### Problem to work on
Copy each line below in which the string "subtitle" occurs.

(Figure dataset records)
····················
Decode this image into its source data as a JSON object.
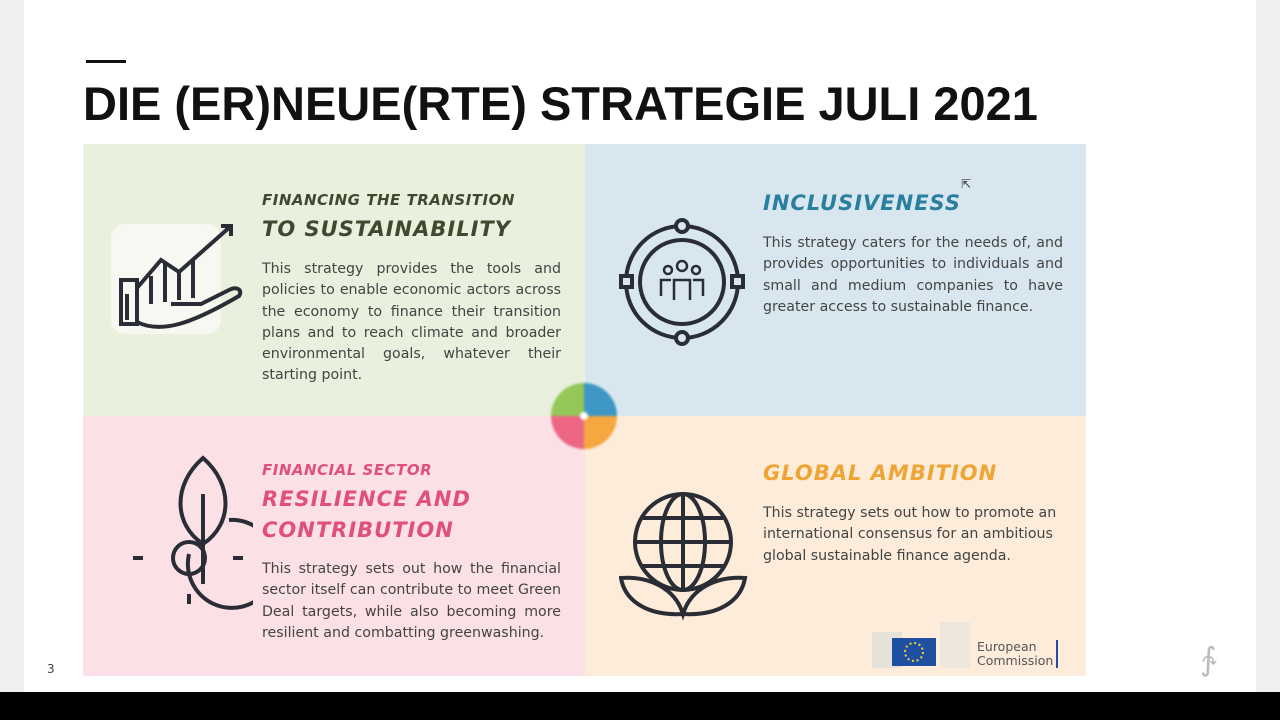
{
  "slide": {
    "title": "DIE (ER)NEUE(RTE) STRATEGIE JULI 2021",
    "page_number": "3"
  },
  "panels": [
    {
      "subtitle": "FINANCING THE TRANSITION",
      "heading": "TO SUSTAINABILITY",
      "body": "This strategy provides the tools and policies to enable economic actors across the economy to finance their transition plans and to reach climate and broader environmental goals, whatever their starting point.",
      "icon": "hand-growth-chart-icon",
      "color": "#3d4a2e",
      "bg": "#e9f0dd"
    },
    {
      "heading": "INCLUSIVENESS",
      "body": "This strategy caters for the needs of, and provides opportunities to individuals and small and medium companies to have greater access to sustainable finance.",
      "icon": "people-circle-icon",
      "color": "#2a7f9e",
      "bg": "#d8e7ef"
    },
    {
      "subtitle": "FINANCIAL SECTOR",
      "heading": "RESILIENCE AND CONTRIBUTION",
      "body": "This strategy sets out how the financial sector itself can contribute to meet Green Deal targets, while also becoming more resilient and combatting greenwashing.",
      "icon": "gear-leaf-icon",
      "color": "#e0507a",
      "bg": "#fbe1e6"
    },
    {
      "heading": "GLOBAL AMBITION",
      "body": "This strategy sets out how to promote an international consensus for an ambitious global sustainable finance agenda.",
      "icon": "globe-leaves-icon",
      "color": "#eea535",
      "bg": "#fcecd9"
    }
  ],
  "logo": {
    "text": "European Commission",
    "line1": "European",
    "line2": "Commission",
    "flag_color": "#1f4fa0"
  }
}
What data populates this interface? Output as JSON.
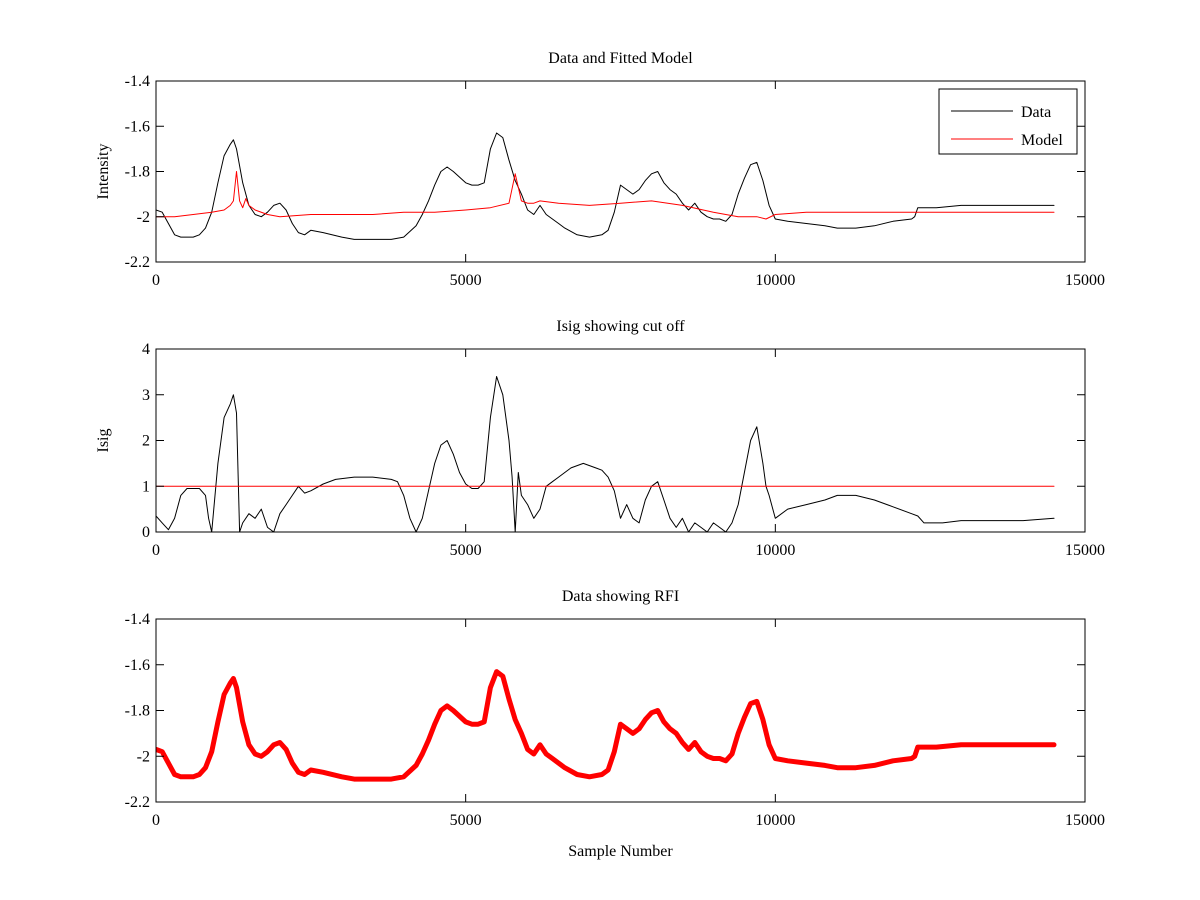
{
  "colors": {
    "data": "#000000",
    "model": "#ff0000",
    "rfi": "#ff0000",
    "axes": "#000000"
  },
  "chart_data": [
    {
      "type": "line",
      "title": "Data and Fitted Model",
      "xlabel": "",
      "ylabel": "Intensity",
      "xlim": [
        0,
        15000
      ],
      "ylim": [
        -2.2,
        -1.4
      ],
      "xticks": [
        0,
        5000,
        10000,
        15000
      ],
      "xtick_labels": [
        "0",
        "5000",
        "10000",
        "15000"
      ],
      "yticks": [
        -2.2,
        -2,
        -1.8,
        -1.6,
        -1.4
      ],
      "ytick_labels": [
        "-2.2",
        "-2",
        "-1.8",
        "-1.6",
        "-1.4"
      ],
      "grid": false,
      "legend": {
        "position": "top-right",
        "entries": [
          "Data",
          "Model"
        ]
      },
      "series": [
        {
          "name": "Data",
          "color": "#000000",
          "x": [
            0,
            100,
            200,
            300,
            400,
            600,
            700,
            800,
            900,
            1000,
            1100,
            1200,
            1250,
            1300,
            1400,
            1500,
            1600,
            1700,
            1800,
            1900,
            2000,
            2100,
            2200,
            2300,
            2400,
            2500,
            2700,
            3000,
            3200,
            3500,
            3800,
            4000,
            4200,
            4300,
            4400,
            4500,
            4600,
            4700,
            4800,
            5000,
            5100,
            5200,
            5300,
            5400,
            5500,
            5600,
            5700,
            5800,
            5900,
            6000,
            6100,
            6200,
            6300,
            6400,
            6500,
            6600,
            6800,
            7000,
            7200,
            7300,
            7400,
            7500,
            7600,
            7700,
            7800,
            7900,
            8000,
            8100,
            8200,
            8300,
            8400,
            8500,
            8600,
            8700,
            8800,
            8900,
            9000,
            9100,
            9200,
            9300,
            9400,
            9500,
            9600,
            9700,
            9800,
            9900,
            10000,
            10200,
            10500,
            10800,
            11000,
            11300,
            11600,
            11900,
            12200,
            12250,
            12300,
            12600,
            13000,
            13500,
            14000,
            14500
          ],
          "y": [
            -1.97,
            -1.98,
            -2.03,
            -2.08,
            -2.09,
            -2.09,
            -2.08,
            -2.05,
            -1.98,
            -1.85,
            -1.73,
            -1.68,
            -1.66,
            -1.7,
            -1.85,
            -1.95,
            -1.99,
            -2.0,
            -1.98,
            -1.95,
            -1.94,
            -1.97,
            -2.03,
            -2.07,
            -2.08,
            -2.06,
            -2.07,
            -2.09,
            -2.1,
            -2.1,
            -2.1,
            -2.09,
            -2.04,
            -1.99,
            -1.93,
            -1.86,
            -1.8,
            -1.78,
            -1.8,
            -1.85,
            -1.86,
            -1.86,
            -1.85,
            -1.7,
            -1.63,
            -1.65,
            -1.75,
            -1.84,
            -1.9,
            -1.97,
            -1.99,
            -1.95,
            -1.99,
            -2.01,
            -2.03,
            -2.05,
            -2.08,
            -2.09,
            -2.08,
            -2.06,
            -1.98,
            -1.86,
            -1.88,
            -1.9,
            -1.88,
            -1.84,
            -1.81,
            -1.8,
            -1.85,
            -1.88,
            -1.9,
            -1.94,
            -1.97,
            -1.94,
            -1.98,
            -2.0,
            -2.01,
            -2.01,
            -2.02,
            -1.99,
            -1.9,
            -1.83,
            -1.77,
            -1.76,
            -1.84,
            -1.95,
            -2.01,
            -2.02,
            -2.03,
            -2.04,
            -2.05,
            -2.05,
            -2.04,
            -2.02,
            -2.01,
            -2.0,
            -1.96,
            -1.96,
            -1.95,
            -1.95,
            -1.95,
            -1.95
          ]
        },
        {
          "name": "Model",
          "color": "#ff0000",
          "x": [
            0,
            300,
            600,
            900,
            1100,
            1200,
            1250,
            1300,
            1350,
            1400,
            1450,
            1500,
            1600,
            1800,
            2000,
            2500,
            3000,
            3500,
            4000,
            4500,
            5000,
            5400,
            5700,
            5800,
            5900,
            6000,
            6100,
            6200,
            6500,
            7000,
            7500,
            8000,
            8500,
            9000,
            9400,
            9700,
            9850,
            10000,
            10500,
            11000,
            12000,
            13000,
            14000,
            14500
          ],
          "y": [
            -2.0,
            -2.0,
            -1.99,
            -1.98,
            -1.97,
            -1.95,
            -1.93,
            -1.8,
            -1.93,
            -1.96,
            -1.92,
            -1.95,
            -1.97,
            -1.99,
            -2.0,
            -1.99,
            -1.99,
            -1.99,
            -1.98,
            -1.98,
            -1.97,
            -1.96,
            -1.94,
            -1.81,
            -1.93,
            -1.94,
            -1.94,
            -1.93,
            -1.94,
            -1.95,
            -1.94,
            -1.93,
            -1.95,
            -1.98,
            -2.0,
            -2.0,
            -2.01,
            -1.99,
            -1.98,
            -1.98,
            -1.98,
            -1.98,
            -1.98,
            -1.98
          ]
        }
      ]
    },
    {
      "type": "line",
      "title": "Isig showing cut off",
      "xlabel": "",
      "ylabel": "Isig",
      "xlim": [
        0,
        15000
      ],
      "ylim": [
        0,
        4
      ],
      "xticks": [
        0,
        5000,
        10000,
        15000
      ],
      "xtick_labels": [
        "0",
        "5000",
        "10000",
        "15000"
      ],
      "yticks": [
        0,
        1,
        2,
        3,
        4
      ],
      "ytick_labels": [
        "0",
        "1",
        "2",
        "3",
        "4"
      ],
      "grid": false,
      "series": [
        {
          "color": "#000000",
          "x": [
            0,
            100,
            200,
            300,
            400,
            500,
            600,
            700,
            800,
            850,
            900,
            1000,
            1100,
            1200,
            1250,
            1300,
            1350,
            1400,
            1500,
            1600,
            1700,
            1800,
            1900,
            2000,
            2100,
            2200,
            2300,
            2400,
            2500,
            2700,
            2900,
            3200,
            3500,
            3800,
            3900,
            4000,
            4100,
            4200,
            4300,
            4400,
            4500,
            4600,
            4700,
            4800,
            4900,
            5000,
            5100,
            5200,
            5300,
            5400,
            5500,
            5600,
            5700,
            5750,
            5800,
            5850,
            5900,
            6000,
            6100,
            6200,
            6300,
            6400,
            6500,
            6700,
            6900,
            7100,
            7200,
            7300,
            7400,
            7500,
            7600,
            7700,
            7800,
            7900,
            8000,
            8100,
            8200,
            8300,
            8400,
            8500,
            8600,
            8700,
            8800,
            8900,
            9000,
            9100,
            9200,
            9300,
            9400,
            9500,
            9600,
            9700,
            9800,
            9850,
            9900,
            10000,
            10200,
            10500,
            10800,
            11000,
            11300,
            11600,
            11900,
            12200,
            12300,
            12400,
            12700,
            13000,
            13500,
            14000,
            14500
          ],
          "y": [
            0.35,
            0.2,
            0.05,
            0.3,
            0.8,
            0.95,
            0.95,
            0.95,
            0.8,
            0.3,
            0.0,
            1.5,
            2.5,
            2.8,
            3.0,
            2.6,
            0.0,
            0.2,
            0.4,
            0.3,
            0.5,
            0.1,
            0.0,
            0.4,
            0.6,
            0.8,
            1.0,
            0.85,
            0.9,
            1.05,
            1.15,
            1.2,
            1.2,
            1.15,
            1.1,
            0.8,
            0.3,
            0.0,
            0.3,
            0.9,
            1.5,
            1.9,
            2.0,
            1.7,
            1.3,
            1.05,
            0.95,
            0.95,
            1.1,
            2.5,
            3.4,
            3.0,
            2.0,
            1.2,
            0.0,
            1.3,
            0.8,
            0.6,
            0.3,
            0.5,
            1.0,
            1.1,
            1.2,
            1.4,
            1.5,
            1.4,
            1.35,
            1.2,
            0.9,
            0.3,
            0.6,
            0.3,
            0.2,
            0.7,
            1.0,
            1.1,
            0.7,
            0.3,
            0.1,
            0.3,
            0.0,
            0.2,
            0.1,
            0.0,
            0.2,
            0.1,
            0.0,
            0.2,
            0.6,
            1.3,
            2.0,
            2.3,
            1.5,
            1.0,
            0.8,
            0.3,
            0.5,
            0.6,
            0.7,
            0.8,
            0.8,
            0.7,
            0.55,
            0.4,
            0.35,
            0.2,
            0.2,
            0.25,
            0.25,
            0.25,
            0.3
          ]
        },
        {
          "color": "#ff0000",
          "x": [
            0,
            14500
          ],
          "y": [
            1,
            1
          ]
        }
      ]
    },
    {
      "type": "line",
      "title": "Data showing RFI",
      "xlabel": "Sample Number",
      "ylabel": "",
      "xlim": [
        0,
        15000
      ],
      "ylim": [
        -2.2,
        -1.4
      ],
      "xticks": [
        0,
        5000,
        10000,
        15000
      ],
      "xtick_labels": [
        "0",
        "5000",
        "10000",
        "15000"
      ],
      "yticks": [
        -2.2,
        -2,
        -1.8,
        -1.6,
        -1.4
      ],
      "ytick_labels": [
        "-2.2",
        "-2",
        "-1.8",
        "-1.6",
        "-1.4"
      ],
      "grid": false,
      "series": [
        {
          "color": "#ff0000",
          "x": [
            0,
            100,
            200,
            300,
            400,
            600,
            700,
            800,
            900,
            1000,
            1100,
            1200,
            1250,
            1300,
            1400,
            1500,
            1600,
            1700,
            1800,
            1900,
            2000,
            2100,
            2200,
            2300,
            2400,
            2500,
            2700,
            3000,
            3200,
            3500,
            3800,
            4000,
            4200,
            4300,
            4400,
            4500,
            4600,
            4700,
            4800,
            5000,
            5100,
            5200,
            5300,
            5400,
            5500,
            5600,
            5700,
            5800,
            5900,
            6000,
            6100,
            6200,
            6300,
            6400,
            6500,
            6600,
            6800,
            7000,
            7200,
            7300,
            7400,
            7500,
            7600,
            7700,
            7800,
            7900,
            8000,
            8100,
            8200,
            8300,
            8400,
            8500,
            8600,
            8700,
            8800,
            8900,
            9000,
            9100,
            9200,
            9300,
            9400,
            9500,
            9600,
            9700,
            9800,
            9900,
            10000,
            10200,
            10500,
            10800,
            11000,
            11300,
            11600,
            11900,
            12200,
            12250,
            12300,
            12600,
            13000,
            13500,
            14000,
            14500
          ],
          "y": [
            -1.97,
            -1.98,
            -2.03,
            -2.08,
            -2.09,
            -2.09,
            -2.08,
            -2.05,
            -1.98,
            -1.85,
            -1.73,
            -1.68,
            -1.66,
            -1.7,
            -1.85,
            -1.95,
            -1.99,
            -2.0,
            -1.98,
            -1.95,
            -1.94,
            -1.97,
            -2.03,
            -2.07,
            -2.08,
            -2.06,
            -2.07,
            -2.09,
            -2.1,
            -2.1,
            -2.1,
            -2.09,
            -2.04,
            -1.99,
            -1.93,
            -1.86,
            -1.8,
            -1.78,
            -1.8,
            -1.85,
            -1.86,
            -1.86,
            -1.85,
            -1.7,
            -1.63,
            -1.65,
            -1.75,
            -1.84,
            -1.9,
            -1.97,
            -1.99,
            -1.95,
            -1.99,
            -2.01,
            -2.03,
            -2.05,
            -2.08,
            -2.09,
            -2.08,
            -2.06,
            -1.98,
            -1.86,
            -1.88,
            -1.9,
            -1.88,
            -1.84,
            -1.81,
            -1.8,
            -1.85,
            -1.88,
            -1.9,
            -1.94,
            -1.97,
            -1.94,
            -1.98,
            -2.0,
            -2.01,
            -2.01,
            -2.02,
            -1.99,
            -1.9,
            -1.83,
            -1.77,
            -1.76,
            -1.84,
            -1.95,
            -2.01,
            -2.02,
            -2.03,
            -2.04,
            -2.05,
            -2.05,
            -2.04,
            -2.02,
            -2.01,
            -2.0,
            -1.96,
            -1.96,
            -1.95,
            -1.95,
            -1.95,
            -1.95
          ]
        }
      ]
    }
  ]
}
····················
### Response to the task
      "subtitle": "FINANCING THE TRANSITION",
      "subtitle": "FINANCIAL SECTOR",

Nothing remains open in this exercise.